EXERCISE PROMPT - Would you retype all of these records exactly?

****************

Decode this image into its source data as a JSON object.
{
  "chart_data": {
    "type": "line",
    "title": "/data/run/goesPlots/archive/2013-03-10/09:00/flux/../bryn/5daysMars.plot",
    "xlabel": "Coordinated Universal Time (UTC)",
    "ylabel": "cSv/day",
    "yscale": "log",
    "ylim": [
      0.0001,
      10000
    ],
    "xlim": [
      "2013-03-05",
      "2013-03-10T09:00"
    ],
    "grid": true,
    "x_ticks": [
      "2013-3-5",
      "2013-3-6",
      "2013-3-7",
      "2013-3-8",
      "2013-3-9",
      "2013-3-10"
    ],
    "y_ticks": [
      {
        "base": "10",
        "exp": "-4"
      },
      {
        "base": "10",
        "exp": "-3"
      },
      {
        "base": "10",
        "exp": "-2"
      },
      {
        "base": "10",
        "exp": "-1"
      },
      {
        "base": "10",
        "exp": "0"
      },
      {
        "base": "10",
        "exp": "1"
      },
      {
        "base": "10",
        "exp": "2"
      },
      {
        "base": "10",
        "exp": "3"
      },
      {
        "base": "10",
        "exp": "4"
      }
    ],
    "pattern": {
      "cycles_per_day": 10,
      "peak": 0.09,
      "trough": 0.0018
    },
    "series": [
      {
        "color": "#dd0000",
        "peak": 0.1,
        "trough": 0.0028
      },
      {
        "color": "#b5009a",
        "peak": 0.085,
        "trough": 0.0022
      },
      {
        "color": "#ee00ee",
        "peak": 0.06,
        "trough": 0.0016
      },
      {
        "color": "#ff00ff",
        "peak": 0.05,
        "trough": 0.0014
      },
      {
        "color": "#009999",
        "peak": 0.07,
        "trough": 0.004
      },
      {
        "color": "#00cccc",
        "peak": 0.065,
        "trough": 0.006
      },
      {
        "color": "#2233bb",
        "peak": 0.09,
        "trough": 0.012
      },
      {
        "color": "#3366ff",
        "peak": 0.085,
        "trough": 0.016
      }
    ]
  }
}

****************

OUTPUT OF THE EXERCISE -
Decode this image into its source data as a JSON object.
{
  "chart_data": {
    "type": "line",
    "title": "/data/run/goesPlots/archive/2013-03-10/09:00/flux/../bryn/5daysMars.plot",
    "xlabel": "Coordinated Universal Time (UTC)",
    "ylabel": "cSv/day",
    "yscale": "log",
    "ylim": [
      0.0001,
      10000
    ],
    "xlim": [
      "2013-03-05",
      "2013-03-10T09:00"
    ],
    "grid": true,
    "x_ticks": [
      "2013-3-5",
      "2013-3-6",
      "2013-3-7",
      "2013-3-8",
      "2013-3-9",
      "2013-3-10"
    ],
    "y_ticks": [
      {
        "base": "10",
        "exp": "-4"
      },
      {
        "base": "10",
        "exp": "-3"
      },
      {
        "base": "10",
        "exp": "-2"
      },
      {
        "base": "10",
        "exp": "-1"
      },
      {
        "base": "10",
        "exp": "0"
      },
      {
        "base": "10",
        "exp": "1"
      },
      {
        "base": "10",
        "exp": "2"
      },
      {
        "base": "10",
        "exp": "3"
      },
      {
        "base": "10",
        "exp": "4"
      }
    ],
    "pattern": {
      "cycles_per_day": 10,
      "peak": 0.09,
      "trough": 0.0018
    },
    "series": [
      {
        "color": "#dd0000",
        "peak": 0.1,
        "trough": 0.0028
      },
      {
        "color": "#b5009a",
        "peak": 0.085,
        "trough": 0.0022
      },
      {
        "color": "#ee00ee",
        "peak": 0.06,
        "trough": 0.0016
      },
      {
        "color": "#ff00ff",
        "peak": 0.05,
        "trough": 0.0014
      },
      {
        "color": "#009999",
        "peak": 0.07,
        "trough": 0.004
      },
      {
        "color": "#00cccc",
        "peak": 0.065,
        "trough": 0.006
      },
      {
        "color": "#2233bb",
        "peak": 0.09,
        "trough": 0.012
      },
      {
        "color": "#3366ff",
        "peak": 0.085,
        "trough": 0.016
      }
    ]
  }
}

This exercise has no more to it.